*Task prompt:* Can you reproduce every line of the data below word for word, omitting the pictures from your answer?

*Stored records:*
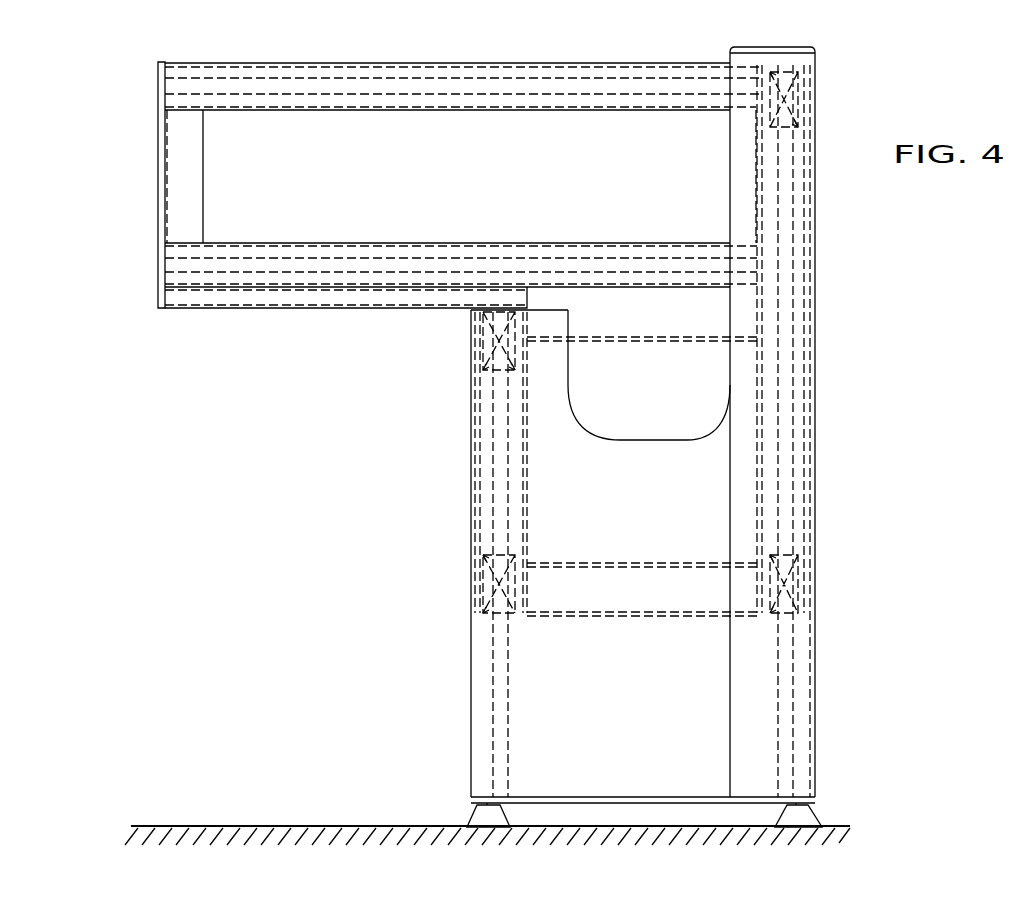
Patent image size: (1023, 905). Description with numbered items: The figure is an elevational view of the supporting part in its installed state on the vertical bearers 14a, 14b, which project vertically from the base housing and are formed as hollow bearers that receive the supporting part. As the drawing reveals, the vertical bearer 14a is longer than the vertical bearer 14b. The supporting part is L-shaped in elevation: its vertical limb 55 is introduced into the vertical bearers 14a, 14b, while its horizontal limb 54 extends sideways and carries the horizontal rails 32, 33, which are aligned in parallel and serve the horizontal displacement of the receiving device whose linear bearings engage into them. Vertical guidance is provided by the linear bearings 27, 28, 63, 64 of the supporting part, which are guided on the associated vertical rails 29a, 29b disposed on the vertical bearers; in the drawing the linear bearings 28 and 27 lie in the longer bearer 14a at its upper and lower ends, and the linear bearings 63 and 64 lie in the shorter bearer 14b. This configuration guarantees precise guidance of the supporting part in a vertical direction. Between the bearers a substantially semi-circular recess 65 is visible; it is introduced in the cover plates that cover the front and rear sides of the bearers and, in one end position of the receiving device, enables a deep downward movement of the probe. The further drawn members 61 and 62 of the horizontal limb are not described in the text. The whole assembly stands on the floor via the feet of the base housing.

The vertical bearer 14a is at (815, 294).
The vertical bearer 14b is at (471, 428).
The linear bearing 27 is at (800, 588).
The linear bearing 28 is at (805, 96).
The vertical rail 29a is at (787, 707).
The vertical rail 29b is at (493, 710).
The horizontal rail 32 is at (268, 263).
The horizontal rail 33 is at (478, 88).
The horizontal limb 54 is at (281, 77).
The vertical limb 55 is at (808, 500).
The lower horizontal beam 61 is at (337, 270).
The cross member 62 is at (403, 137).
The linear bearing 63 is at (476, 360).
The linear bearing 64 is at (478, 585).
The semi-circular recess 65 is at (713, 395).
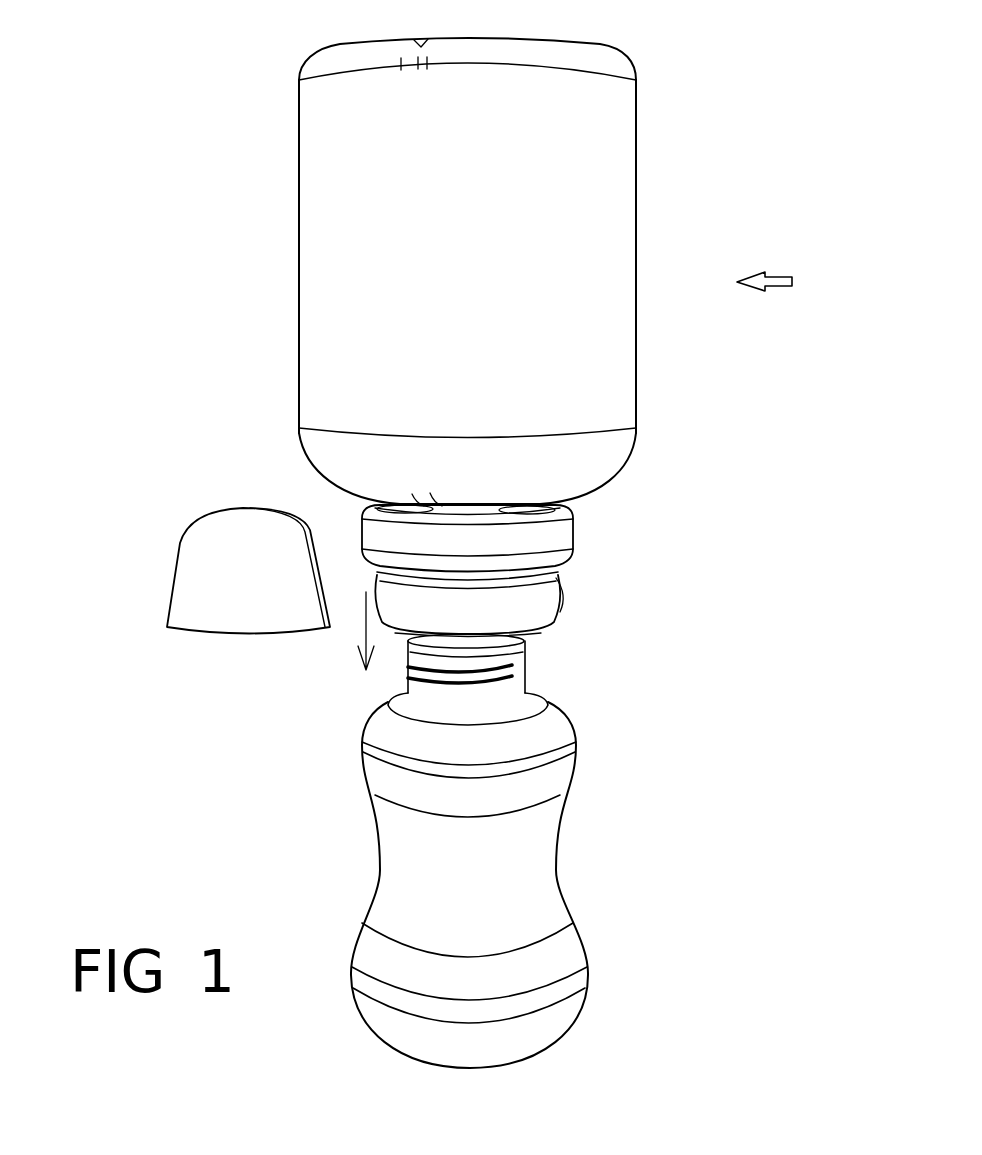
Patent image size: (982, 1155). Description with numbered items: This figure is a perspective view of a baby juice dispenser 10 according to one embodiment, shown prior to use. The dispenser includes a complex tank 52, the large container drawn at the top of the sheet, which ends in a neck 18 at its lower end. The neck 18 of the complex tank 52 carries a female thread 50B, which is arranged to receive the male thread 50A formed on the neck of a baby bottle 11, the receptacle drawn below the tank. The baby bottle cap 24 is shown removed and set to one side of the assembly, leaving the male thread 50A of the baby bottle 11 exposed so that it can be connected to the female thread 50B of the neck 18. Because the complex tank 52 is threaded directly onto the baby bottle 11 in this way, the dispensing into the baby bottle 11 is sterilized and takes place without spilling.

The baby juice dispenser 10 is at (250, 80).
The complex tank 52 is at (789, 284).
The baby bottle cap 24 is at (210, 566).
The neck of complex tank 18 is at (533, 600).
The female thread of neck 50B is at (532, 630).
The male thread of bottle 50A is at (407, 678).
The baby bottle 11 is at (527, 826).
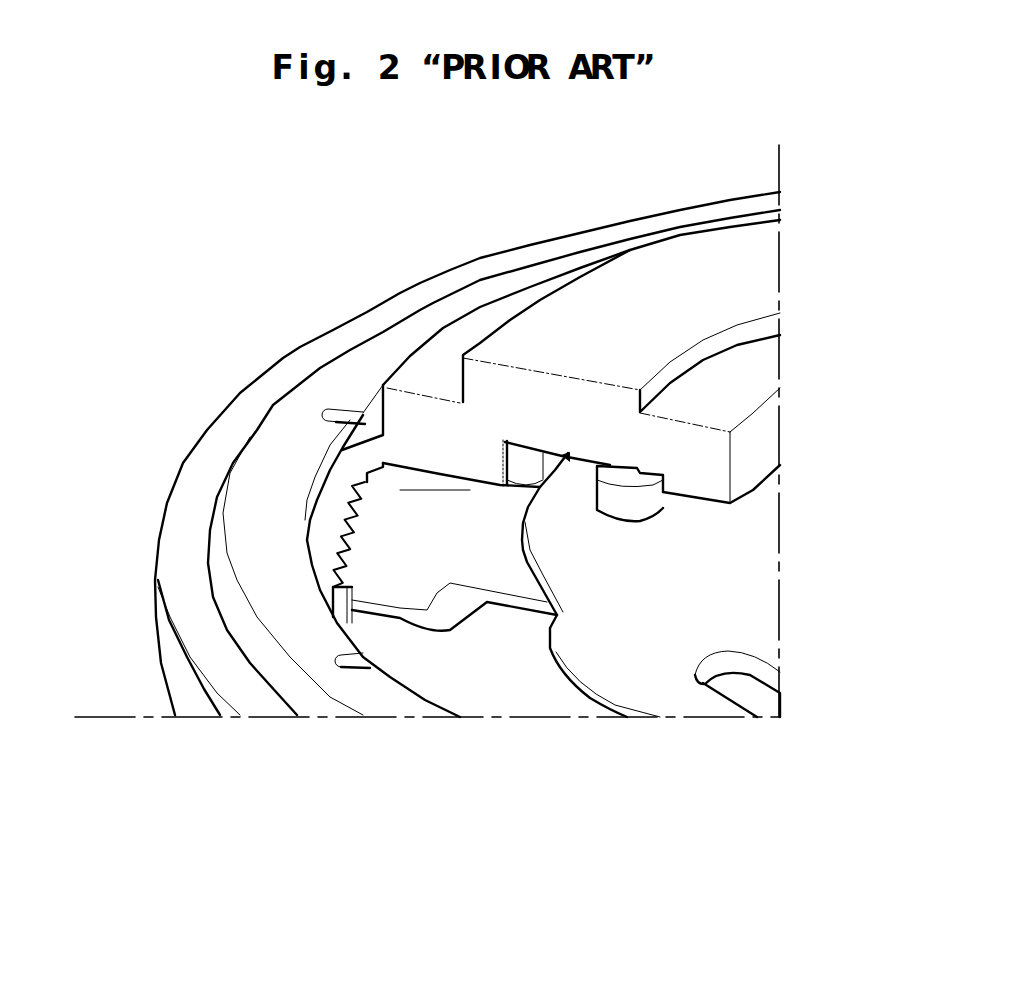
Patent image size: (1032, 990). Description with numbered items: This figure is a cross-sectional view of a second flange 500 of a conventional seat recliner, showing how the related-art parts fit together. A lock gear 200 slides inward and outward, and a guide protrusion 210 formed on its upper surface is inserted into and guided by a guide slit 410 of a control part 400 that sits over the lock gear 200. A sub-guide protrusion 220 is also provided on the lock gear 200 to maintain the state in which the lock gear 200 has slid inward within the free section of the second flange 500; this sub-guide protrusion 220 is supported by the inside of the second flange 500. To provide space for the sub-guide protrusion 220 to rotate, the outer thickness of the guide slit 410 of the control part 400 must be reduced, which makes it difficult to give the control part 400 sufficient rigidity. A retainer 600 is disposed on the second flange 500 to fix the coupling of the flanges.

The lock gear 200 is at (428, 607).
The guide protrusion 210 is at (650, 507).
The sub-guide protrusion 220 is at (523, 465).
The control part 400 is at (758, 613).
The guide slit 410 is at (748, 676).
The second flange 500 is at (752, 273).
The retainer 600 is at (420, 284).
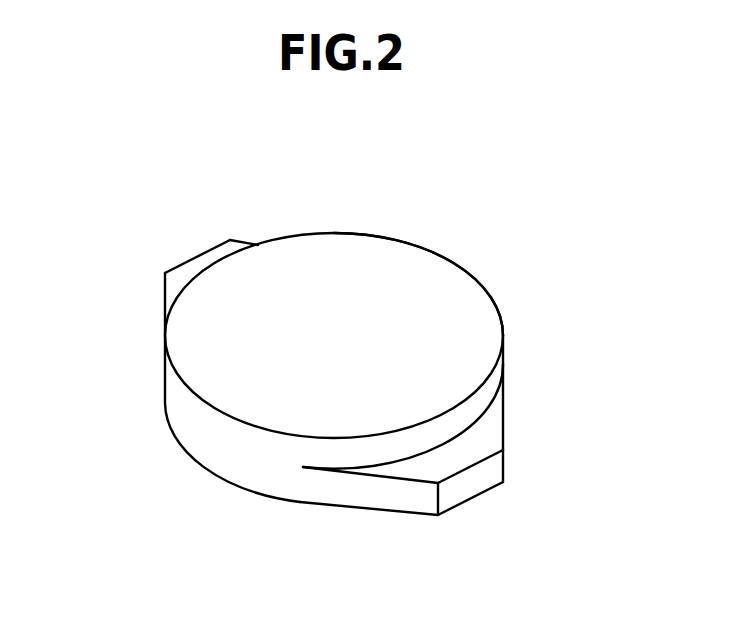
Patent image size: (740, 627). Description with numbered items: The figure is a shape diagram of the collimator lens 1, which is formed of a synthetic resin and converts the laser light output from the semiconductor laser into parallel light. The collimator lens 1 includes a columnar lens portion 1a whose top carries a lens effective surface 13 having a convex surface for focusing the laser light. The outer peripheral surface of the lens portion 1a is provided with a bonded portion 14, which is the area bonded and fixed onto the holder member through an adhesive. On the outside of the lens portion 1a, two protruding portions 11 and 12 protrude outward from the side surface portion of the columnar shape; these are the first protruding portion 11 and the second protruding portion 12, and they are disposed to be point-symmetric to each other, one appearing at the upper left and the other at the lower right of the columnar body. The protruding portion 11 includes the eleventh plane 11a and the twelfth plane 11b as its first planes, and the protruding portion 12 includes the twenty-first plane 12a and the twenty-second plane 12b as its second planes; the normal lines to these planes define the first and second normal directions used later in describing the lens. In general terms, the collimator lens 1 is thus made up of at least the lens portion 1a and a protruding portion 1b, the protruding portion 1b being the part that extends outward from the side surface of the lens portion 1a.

*Answer in full:*
Patent image size: (1023, 905). Description with numbered items: The figure is an elevational view of the supporting part in its installed state on the vertical bearers 14a, 14b, which project vertically from the base housing and are formed as hollow bearers that receive the supporting part. As the drawing reveals, the vertical bearer 14a is longer than the vertical bearer 14b. The supporting part is L-shaped in elevation: its vertical limb 55 is introduced into the vertical bearers 14a, 14b, while its horizontal limb 54 extends sideways and carries the horizontal rails 32, 33, which are aligned in parallel and serve the horizontal displacement of the receiving device whose linear bearings engage into them. Vertical guidance is provided by the linear bearings 27, 28, 63, 64 of the supporting part, which are guided on the associated vertical rails 29a, 29b disposed on the vertical bearers; in the drawing the linear bearings 28 and 27 lie in the longer bearer 14a at its upper and lower ends, and the linear bearings 63 and 64 lie in the shorter bearer 14b. This configuration guarantees precise guidance of the supporting part in a vertical direction. Between the bearers a substantially semi-circular recess 65 is visible; it is introduced in the cover plates that cover the front and rear sides of the bearers and, in one end position of the receiving device, enables a deep downward movement of the probe. The further drawn members 61 and 62 of the horizontal limb are not described in the text. The whole assembly stands on the floor via the feet of the base housing.

The vertical bearer 14a is at (815, 294).
The vertical bearer 14b is at (471, 428).
The linear bearing 27 is at (800, 588).
The linear bearing 28 is at (805, 96).
The vertical rail 29a is at (787, 707).
The vertical rail 29b is at (493, 710).
The horizontal rail 32 is at (268, 263).
The horizontal rail 33 is at (478, 88).
The horizontal limb 54 is at (281, 77).
The vertical limb 55 is at (808, 500).
The lower horizontal beam 61 is at (337, 270).
The cross member 62 is at (403, 137).
The linear bearing 63 is at (476, 360).
The linear bearing 64 is at (478, 585).
The semi-circular recess 65 is at (713, 395).
Patent image size: (982, 1155). Description with numbered items: This figure is a perspective view of a baby juice dispenser 10 according to one embodiment, shown prior to use. The dispenser includes a complex tank 52, the large container drawn at the top of the sheet, which ends in a neck 18 at its lower end. The neck 18 of the complex tank 52 carries a female thread 50B, which is arranged to receive the male thread 50A formed on the neck of a baby bottle 11, the receptacle drawn below the tank. The baby bottle cap 24 is shown removed and set to one side of the assembly, leaving the male thread 50A of the baby bottle 11 exposed so that it can be connected to the female thread 50B of the neck 18. Because the complex tank 52 is threaded directly onto the baby bottle 11 in this way, the dispensing into the baby bottle 11 is sterilized and takes place without spilling.

The baby juice dispenser 10 is at (250, 80).
The complex tank 52 is at (789, 284).
The baby bottle cap 24 is at (210, 566).
The neck of complex tank 18 is at (533, 600).
The female thread of neck 50B is at (532, 630).
The male thread of bottle 50A is at (407, 678).
The baby bottle 11 is at (527, 826).
Patent image size: (1032, 990). Description with numbered items: This figure is a cross-sectional view of a second flange 500 of a conventional seat recliner, showing how the related-art parts fit together. A lock gear 200 slides inward and outward, and a guide protrusion 210 formed on its upper surface is inserted into and guided by a guide slit 410 of a control part 400 that sits over the lock gear 200. A sub-guide protrusion 220 is also provided on the lock gear 200 to maintain the state in which the lock gear 200 has slid inward within the free section of the second flange 500; this sub-guide protrusion 220 is supported by the inside of the second flange 500. To provide space for the sub-guide protrusion 220 to rotate, the outer thickness of the guide slit 410 of the control part 400 must be reduced, which makes it difficult to give the control part 400 sufficient rigidity. A retainer 600 is disposed on the second flange 500 to fix the coupling of the flanges.

The lock gear 200 is at (428, 607).
The guide protrusion 210 is at (650, 507).
The sub-guide protrusion 220 is at (523, 465).
The control part 400 is at (758, 613).
The guide slit 410 is at (748, 676).
The second flange 500 is at (752, 273).
The retainer 600 is at (420, 284).
Patent image size: (740, 627). Description with numbered items: The figure is a shape diagram of the collimator lens 1, which is formed of a synthetic resin and converts the laser light output from the semiconductor laser into parallel light. The collimator lens 1 includes a columnar lens portion 1a whose top carries a lens effective surface 13 having a convex surface for focusing the laser light. The outer peripheral surface of the lens portion 1a is provided with a bonded portion 14, which is the area bonded and fixed onto the holder member through an adhesive. On the outside of the lens portion 1a, two protruding portions 11 and 12 protrude outward from the side surface portion of the columnar shape; these are the first protruding portion 11 and the second protruding portion 12, and they are disposed to be point-symmetric to each other, one appearing at the upper left and the other at the lower right of the columnar body. The protruding portion 11 includes the eleventh plane 11a and the twelfth plane 11b as its first planes, and the protruding portion 12 includes the twenty-first plane 12a and the twenty-second plane 12b as its second planes; the normal lines to these planes define the first and second normal directions used later in describing the lens. In general terms, the collimator lens 1 is thus made up of at least the lens portion 1a and a protruding portion 1b, the protruding portion 1b being the part that extends outward from the side surface of the lens portion 1a.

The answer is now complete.